Problem details ▸ What lines below hold the string "Department"? Copy them all.

Given records ▸
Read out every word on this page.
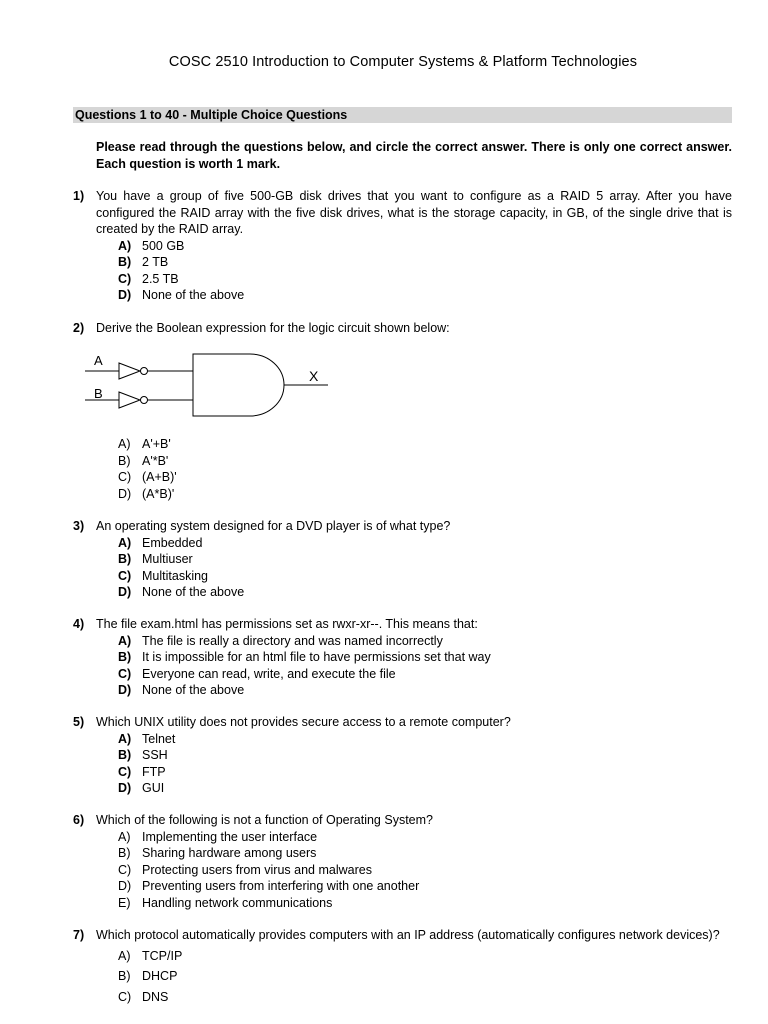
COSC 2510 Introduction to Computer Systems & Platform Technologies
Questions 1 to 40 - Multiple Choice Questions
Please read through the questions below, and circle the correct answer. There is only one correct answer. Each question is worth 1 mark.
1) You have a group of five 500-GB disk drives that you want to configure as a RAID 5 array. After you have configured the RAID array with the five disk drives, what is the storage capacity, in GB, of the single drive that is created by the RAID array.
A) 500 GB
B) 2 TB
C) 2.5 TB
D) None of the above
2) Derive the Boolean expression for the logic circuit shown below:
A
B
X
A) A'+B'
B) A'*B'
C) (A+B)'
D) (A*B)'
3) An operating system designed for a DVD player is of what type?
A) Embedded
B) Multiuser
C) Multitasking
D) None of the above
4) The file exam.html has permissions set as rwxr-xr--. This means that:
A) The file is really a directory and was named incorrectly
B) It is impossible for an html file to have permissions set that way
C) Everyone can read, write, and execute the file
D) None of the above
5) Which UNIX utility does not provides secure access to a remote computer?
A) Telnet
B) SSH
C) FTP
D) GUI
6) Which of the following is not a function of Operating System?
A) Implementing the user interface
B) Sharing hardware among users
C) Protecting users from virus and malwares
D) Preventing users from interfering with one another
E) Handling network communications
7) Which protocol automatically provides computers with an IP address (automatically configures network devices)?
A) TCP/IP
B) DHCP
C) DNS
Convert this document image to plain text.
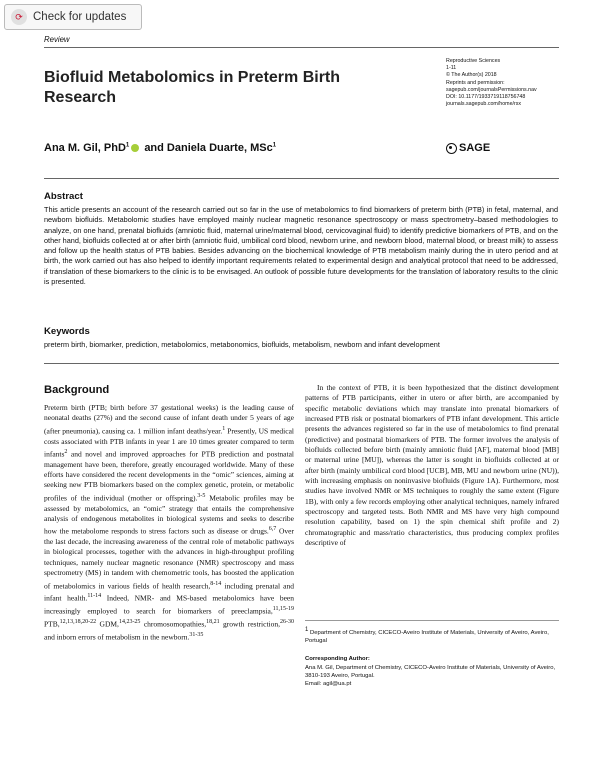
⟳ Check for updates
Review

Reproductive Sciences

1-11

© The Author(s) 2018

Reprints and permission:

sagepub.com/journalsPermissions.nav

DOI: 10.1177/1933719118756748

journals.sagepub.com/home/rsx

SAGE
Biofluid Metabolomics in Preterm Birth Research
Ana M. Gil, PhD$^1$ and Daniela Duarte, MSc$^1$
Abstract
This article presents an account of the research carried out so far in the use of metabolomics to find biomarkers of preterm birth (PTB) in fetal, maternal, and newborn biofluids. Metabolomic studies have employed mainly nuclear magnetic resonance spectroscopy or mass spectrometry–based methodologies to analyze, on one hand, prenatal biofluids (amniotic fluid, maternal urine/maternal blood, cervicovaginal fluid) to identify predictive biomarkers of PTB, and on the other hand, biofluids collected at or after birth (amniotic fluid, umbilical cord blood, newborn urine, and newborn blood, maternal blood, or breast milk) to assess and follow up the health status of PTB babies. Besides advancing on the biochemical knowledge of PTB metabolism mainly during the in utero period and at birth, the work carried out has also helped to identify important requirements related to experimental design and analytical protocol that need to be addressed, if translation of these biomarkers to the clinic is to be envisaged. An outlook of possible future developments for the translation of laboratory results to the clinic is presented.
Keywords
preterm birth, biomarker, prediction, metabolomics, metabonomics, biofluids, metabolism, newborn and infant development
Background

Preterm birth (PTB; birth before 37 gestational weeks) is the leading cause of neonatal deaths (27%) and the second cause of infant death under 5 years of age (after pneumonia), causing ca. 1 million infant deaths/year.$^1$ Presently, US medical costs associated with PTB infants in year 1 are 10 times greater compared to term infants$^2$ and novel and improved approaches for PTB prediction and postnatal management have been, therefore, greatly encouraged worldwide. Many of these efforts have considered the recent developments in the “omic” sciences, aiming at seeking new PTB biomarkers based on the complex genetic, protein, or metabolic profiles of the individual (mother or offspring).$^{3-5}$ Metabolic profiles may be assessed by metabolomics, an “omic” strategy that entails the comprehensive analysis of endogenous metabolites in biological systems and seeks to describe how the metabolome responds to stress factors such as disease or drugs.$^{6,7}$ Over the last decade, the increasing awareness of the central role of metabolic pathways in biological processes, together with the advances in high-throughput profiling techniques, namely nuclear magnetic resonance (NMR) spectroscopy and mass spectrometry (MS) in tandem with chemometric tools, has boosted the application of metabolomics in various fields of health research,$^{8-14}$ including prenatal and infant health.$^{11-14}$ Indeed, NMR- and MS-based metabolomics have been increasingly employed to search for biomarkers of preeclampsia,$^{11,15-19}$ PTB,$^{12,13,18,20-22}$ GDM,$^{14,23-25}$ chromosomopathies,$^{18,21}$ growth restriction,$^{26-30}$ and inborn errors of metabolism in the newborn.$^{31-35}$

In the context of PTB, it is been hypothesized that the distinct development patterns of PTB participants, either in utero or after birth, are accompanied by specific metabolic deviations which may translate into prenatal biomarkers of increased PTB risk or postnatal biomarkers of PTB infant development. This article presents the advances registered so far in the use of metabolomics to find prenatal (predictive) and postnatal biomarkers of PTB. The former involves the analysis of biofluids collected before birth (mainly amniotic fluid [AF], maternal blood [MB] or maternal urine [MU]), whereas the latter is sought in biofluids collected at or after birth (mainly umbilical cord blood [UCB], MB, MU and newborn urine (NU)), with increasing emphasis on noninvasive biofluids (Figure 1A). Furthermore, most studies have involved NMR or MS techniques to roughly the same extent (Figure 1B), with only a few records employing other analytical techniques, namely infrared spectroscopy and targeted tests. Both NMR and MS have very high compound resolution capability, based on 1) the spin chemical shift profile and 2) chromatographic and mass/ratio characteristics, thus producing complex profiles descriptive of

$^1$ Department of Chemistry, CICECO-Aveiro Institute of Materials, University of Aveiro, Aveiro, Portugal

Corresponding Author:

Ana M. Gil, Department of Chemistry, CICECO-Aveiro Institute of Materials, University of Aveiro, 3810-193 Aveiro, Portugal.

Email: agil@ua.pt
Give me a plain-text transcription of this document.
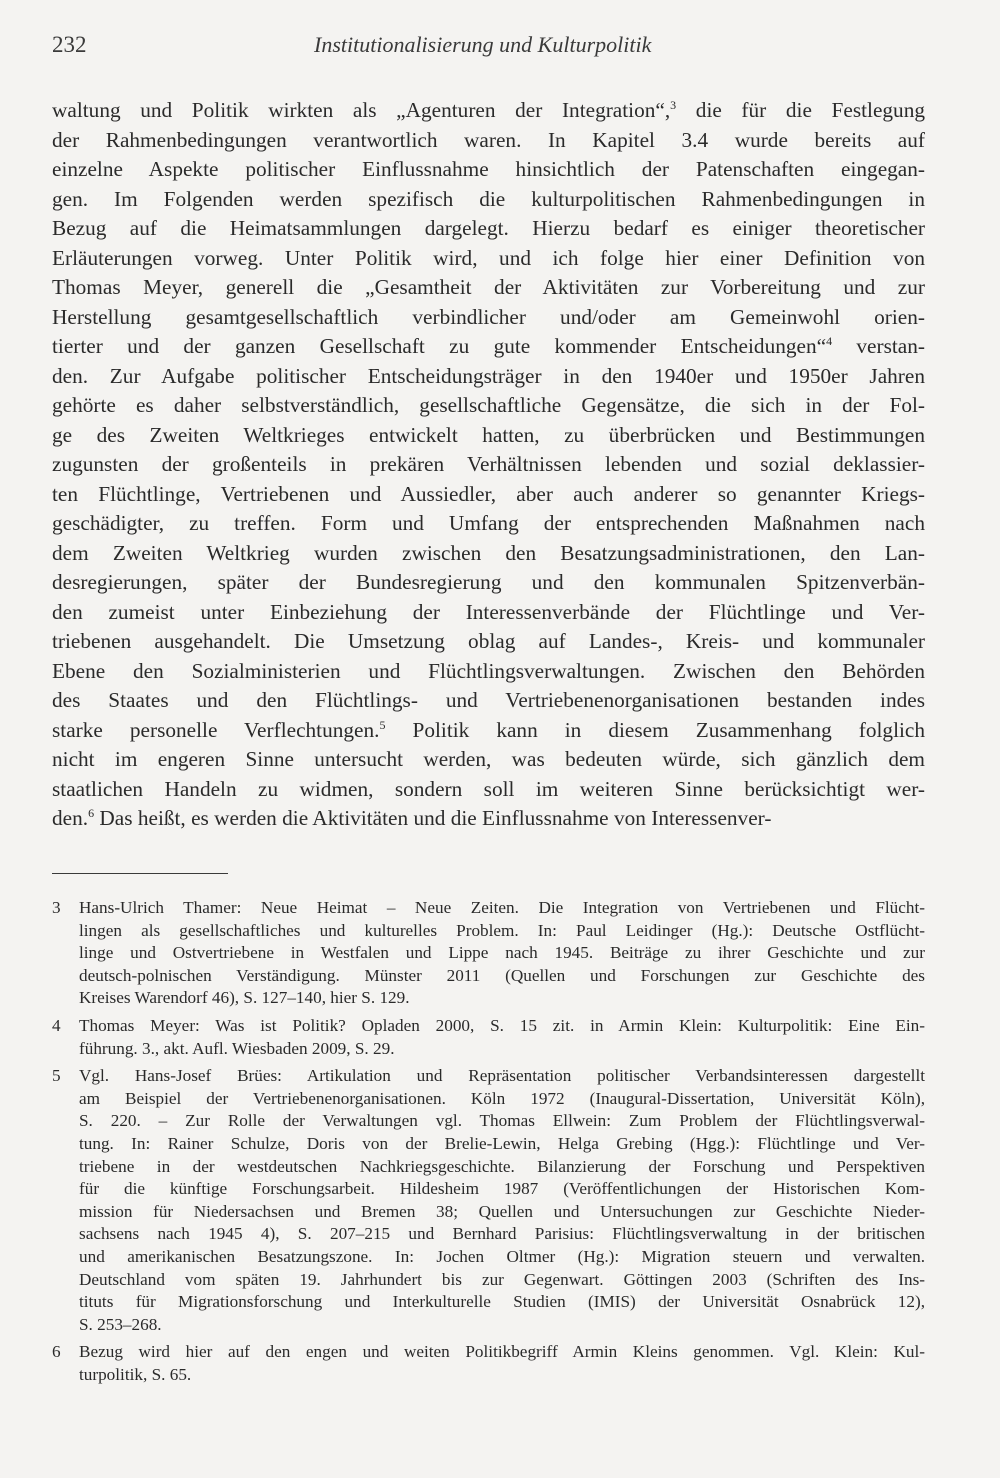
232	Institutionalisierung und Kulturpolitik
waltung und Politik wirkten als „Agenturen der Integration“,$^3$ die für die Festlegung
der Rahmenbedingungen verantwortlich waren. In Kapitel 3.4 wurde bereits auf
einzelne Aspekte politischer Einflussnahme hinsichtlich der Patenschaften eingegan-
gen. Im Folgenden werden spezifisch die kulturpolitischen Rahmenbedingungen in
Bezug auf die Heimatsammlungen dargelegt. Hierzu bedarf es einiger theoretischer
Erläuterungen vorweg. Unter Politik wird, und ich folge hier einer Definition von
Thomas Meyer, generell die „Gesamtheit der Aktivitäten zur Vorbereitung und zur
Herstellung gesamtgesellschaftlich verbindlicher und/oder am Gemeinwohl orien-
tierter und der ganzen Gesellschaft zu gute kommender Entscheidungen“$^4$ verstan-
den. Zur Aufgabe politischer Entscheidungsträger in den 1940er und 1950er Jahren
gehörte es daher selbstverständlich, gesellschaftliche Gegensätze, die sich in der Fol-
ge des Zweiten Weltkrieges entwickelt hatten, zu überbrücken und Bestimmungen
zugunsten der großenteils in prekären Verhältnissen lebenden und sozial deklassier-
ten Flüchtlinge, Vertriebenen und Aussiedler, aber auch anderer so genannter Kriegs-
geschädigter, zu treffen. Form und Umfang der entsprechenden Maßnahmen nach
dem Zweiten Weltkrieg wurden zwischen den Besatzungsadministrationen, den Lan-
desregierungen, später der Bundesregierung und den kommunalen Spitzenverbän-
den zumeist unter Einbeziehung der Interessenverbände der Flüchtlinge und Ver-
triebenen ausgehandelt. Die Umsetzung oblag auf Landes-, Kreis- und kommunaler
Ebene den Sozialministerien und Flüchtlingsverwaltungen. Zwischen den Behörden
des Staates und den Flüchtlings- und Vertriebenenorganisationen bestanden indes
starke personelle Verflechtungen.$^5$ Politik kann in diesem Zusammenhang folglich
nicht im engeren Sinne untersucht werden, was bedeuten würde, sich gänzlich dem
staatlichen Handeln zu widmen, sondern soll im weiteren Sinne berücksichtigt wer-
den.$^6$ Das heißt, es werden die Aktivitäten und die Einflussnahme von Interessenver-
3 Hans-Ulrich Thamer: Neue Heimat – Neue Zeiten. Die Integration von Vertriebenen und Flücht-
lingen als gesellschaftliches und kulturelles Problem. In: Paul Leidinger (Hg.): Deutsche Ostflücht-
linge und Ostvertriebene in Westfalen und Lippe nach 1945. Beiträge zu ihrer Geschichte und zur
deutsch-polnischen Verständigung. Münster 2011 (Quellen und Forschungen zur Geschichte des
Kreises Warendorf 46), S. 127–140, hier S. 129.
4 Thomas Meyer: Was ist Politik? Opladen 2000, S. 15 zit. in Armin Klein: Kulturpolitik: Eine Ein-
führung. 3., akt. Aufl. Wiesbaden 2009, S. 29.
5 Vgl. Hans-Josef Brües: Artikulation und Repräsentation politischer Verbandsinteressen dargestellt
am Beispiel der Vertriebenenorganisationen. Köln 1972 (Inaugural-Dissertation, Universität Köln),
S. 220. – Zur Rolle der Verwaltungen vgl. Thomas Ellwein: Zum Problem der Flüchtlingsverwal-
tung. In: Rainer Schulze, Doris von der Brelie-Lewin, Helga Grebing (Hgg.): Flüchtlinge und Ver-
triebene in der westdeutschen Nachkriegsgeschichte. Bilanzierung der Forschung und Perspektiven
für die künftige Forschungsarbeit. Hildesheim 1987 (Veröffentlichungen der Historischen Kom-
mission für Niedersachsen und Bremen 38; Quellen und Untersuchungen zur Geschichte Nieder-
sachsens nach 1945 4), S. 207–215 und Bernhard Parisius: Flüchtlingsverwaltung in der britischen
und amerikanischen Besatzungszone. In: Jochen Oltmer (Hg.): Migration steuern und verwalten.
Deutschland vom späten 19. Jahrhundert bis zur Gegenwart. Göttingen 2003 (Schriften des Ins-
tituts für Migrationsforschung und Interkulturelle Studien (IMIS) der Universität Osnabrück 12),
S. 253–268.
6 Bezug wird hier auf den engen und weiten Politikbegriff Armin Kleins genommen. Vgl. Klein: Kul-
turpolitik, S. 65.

Written response ▸
$^1$ Department of Chemistry, CICECO-Aveiro Institute of Materials, University of Aveiro, Aveiro, Portugal
Ana M. Gil, Department of Chemistry, CICECO-Aveiro Institute of Materials, University of Aveiro, 3810-193 Aveiro, Portugal.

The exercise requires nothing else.